## WRITTEN TASK
Print everything in the factorization machines review from "Title: | Higher-Order" down to "using higher order interactions.", word for word.

## PASSAGE GIVEN
Paper ID: | 1667 |
---|---|

Title: | Higher-Order Factorization Machines |

The paper extends a model class called Factorization Machines (FMs) by making it feasible to go beyond the pairwise feature interactions typically modeled when using FMs and allowing to go for higher order interactions. Learning traditional higher order FMs is a challenge due to the costs in computing predictions and gradients. The paper The authors address this issue by reformulating the prediction function using the ANOVA kernel. A linear time algorithm for evaluating the ANOVA kernel and computing its gradient is presented which makes it feasible to train FMs using higher order interactions.

This is an excellent paper, well written and with a solid contribution. One question one might ask is on which situations, modelling higher order interactions does lead to improve predictive performance. From the experimental results it seems that going for 3-wise interactions seems to work best for the analyzed dataset with a small improvement over pairwise interactions. Another point that would be interesting to see is how the proposed algorithm compares with the standard FM implementation (e.g. libFM) in terms of prediction and learning runtime . Typos: line 263: convulational --> convolutional

2-Confident (read it all; understood it all reasonably well)

## DATASET SECTION
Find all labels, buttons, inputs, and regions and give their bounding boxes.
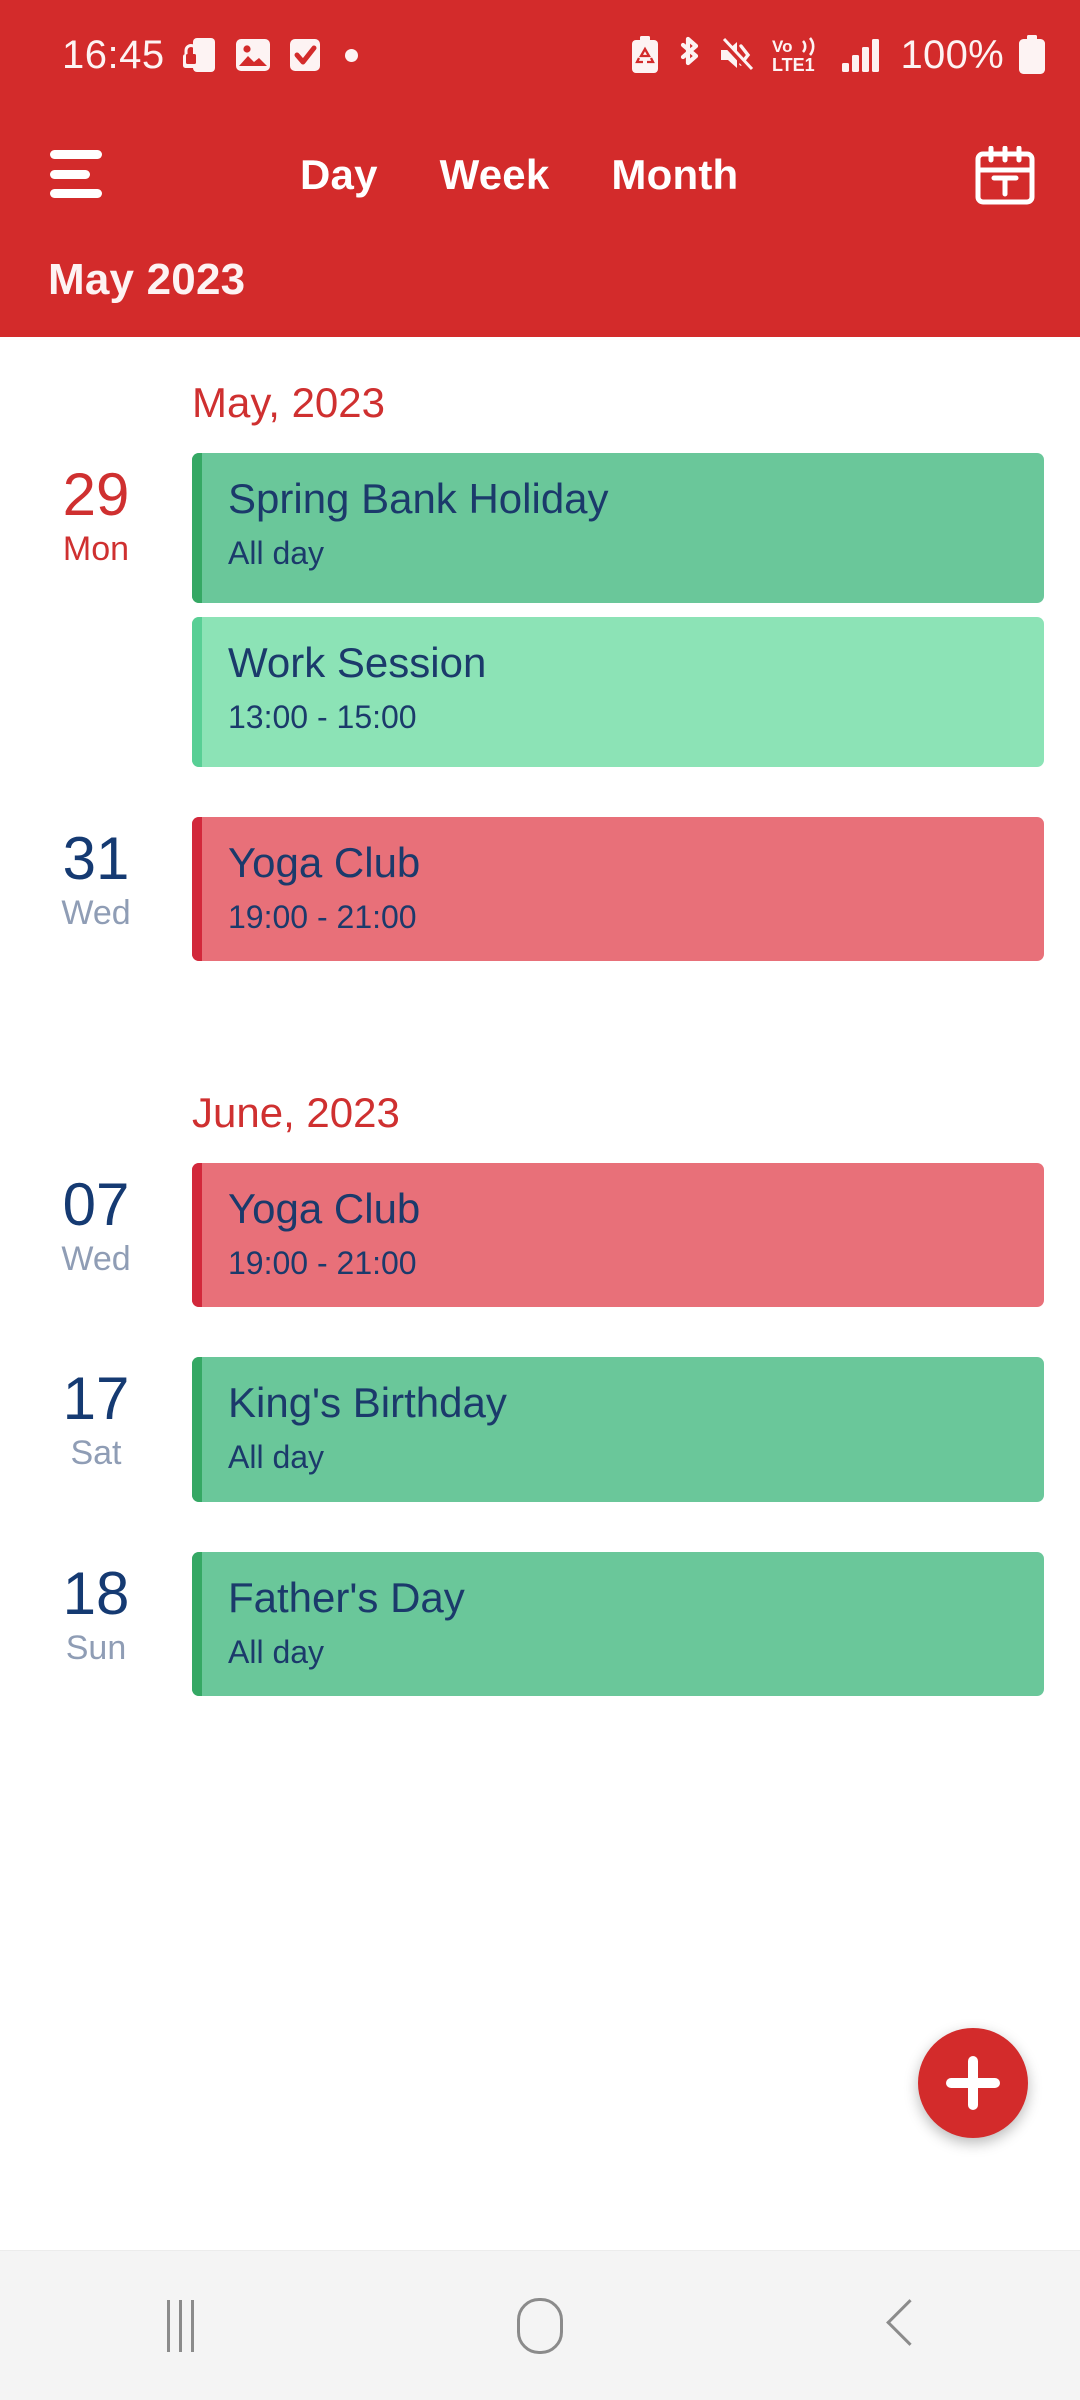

## THE RESULT
Title: | Higher-Order Factorization Machines |

The paper extends a model class called Factorization Machines (FMs) by making it feasible to go beyond the pairwise feature interactions typically modeled when using FMs and allowing to go for higher order interactions. Learning traditional higher order FMs is a challenge due to the costs in computing predictions and gradients. The paper The authors address this issue by reformulating the prediction function using the ANOVA kernel. A linear time algorithm for evaluating the ANOVA kernel and computing its gradient is presented which makes it feasible to train FMs using higher order interactions.